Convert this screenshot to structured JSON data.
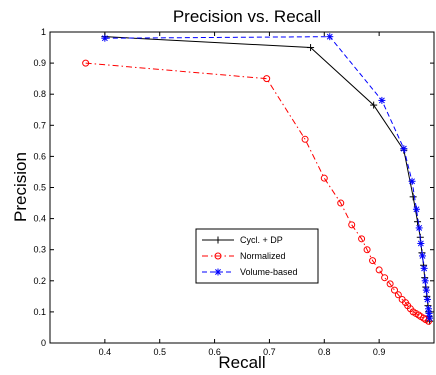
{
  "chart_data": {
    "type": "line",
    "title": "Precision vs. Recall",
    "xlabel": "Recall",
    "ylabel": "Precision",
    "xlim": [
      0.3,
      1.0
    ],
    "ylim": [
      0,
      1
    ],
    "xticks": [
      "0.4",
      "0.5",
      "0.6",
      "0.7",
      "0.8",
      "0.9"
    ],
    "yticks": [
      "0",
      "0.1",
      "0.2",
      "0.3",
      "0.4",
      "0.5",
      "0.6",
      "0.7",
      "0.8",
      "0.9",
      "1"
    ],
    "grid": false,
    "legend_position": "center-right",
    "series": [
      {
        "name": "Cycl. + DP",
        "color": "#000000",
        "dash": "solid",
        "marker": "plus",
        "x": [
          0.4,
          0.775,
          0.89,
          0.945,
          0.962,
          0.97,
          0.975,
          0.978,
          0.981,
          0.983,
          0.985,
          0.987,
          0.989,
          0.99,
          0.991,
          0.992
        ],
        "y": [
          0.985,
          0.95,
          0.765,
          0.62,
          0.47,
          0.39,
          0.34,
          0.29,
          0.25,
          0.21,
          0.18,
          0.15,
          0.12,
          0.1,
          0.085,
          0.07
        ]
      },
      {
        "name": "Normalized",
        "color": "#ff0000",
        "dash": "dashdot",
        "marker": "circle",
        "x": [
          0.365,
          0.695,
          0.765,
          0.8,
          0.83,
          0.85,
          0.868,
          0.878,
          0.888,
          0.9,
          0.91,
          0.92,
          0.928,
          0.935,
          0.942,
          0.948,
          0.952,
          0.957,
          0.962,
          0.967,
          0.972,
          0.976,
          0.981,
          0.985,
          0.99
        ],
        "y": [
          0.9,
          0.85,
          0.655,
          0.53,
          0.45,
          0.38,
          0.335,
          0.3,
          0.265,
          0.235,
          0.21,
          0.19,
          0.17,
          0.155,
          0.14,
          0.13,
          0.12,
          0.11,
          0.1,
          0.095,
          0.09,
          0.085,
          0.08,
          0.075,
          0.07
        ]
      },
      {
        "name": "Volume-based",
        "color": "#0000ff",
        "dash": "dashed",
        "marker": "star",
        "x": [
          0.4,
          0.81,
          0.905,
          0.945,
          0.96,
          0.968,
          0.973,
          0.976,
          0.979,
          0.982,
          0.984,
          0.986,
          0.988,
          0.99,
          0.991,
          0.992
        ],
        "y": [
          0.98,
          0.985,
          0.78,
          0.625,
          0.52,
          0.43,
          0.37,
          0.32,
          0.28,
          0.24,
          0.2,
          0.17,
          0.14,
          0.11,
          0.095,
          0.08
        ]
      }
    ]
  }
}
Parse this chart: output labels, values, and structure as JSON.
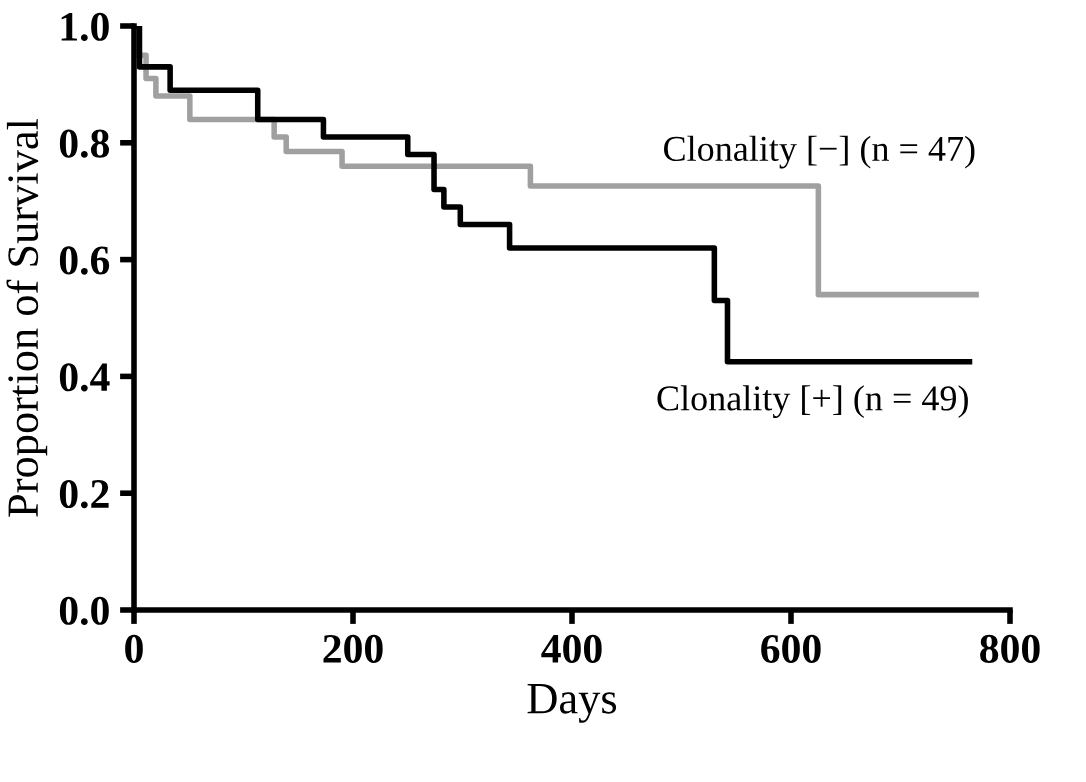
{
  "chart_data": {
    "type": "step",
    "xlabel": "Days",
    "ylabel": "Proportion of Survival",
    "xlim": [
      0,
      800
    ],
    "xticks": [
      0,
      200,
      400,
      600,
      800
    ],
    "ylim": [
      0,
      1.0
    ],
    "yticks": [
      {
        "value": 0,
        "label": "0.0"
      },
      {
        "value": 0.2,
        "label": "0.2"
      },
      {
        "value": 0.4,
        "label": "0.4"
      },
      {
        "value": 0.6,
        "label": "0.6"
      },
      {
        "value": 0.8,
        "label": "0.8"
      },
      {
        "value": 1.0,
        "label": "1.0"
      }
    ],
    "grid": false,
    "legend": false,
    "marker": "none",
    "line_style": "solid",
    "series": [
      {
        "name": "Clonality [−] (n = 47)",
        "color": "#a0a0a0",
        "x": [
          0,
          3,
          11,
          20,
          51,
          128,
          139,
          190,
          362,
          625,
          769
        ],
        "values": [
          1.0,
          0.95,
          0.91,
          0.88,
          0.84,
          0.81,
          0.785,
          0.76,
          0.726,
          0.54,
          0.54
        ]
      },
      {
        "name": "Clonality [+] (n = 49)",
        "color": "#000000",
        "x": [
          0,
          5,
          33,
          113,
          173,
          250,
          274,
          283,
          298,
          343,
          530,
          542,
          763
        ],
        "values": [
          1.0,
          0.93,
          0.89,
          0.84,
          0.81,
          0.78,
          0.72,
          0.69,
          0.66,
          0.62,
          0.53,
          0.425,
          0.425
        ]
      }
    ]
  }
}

==*==

[STATED EXERCISE] Extract lines where the string "this" occurs.

[TASK SOLUTION]
Convert this screenshot to structured JSON data.
Parse this chart: output labels, values, and structure as JSON.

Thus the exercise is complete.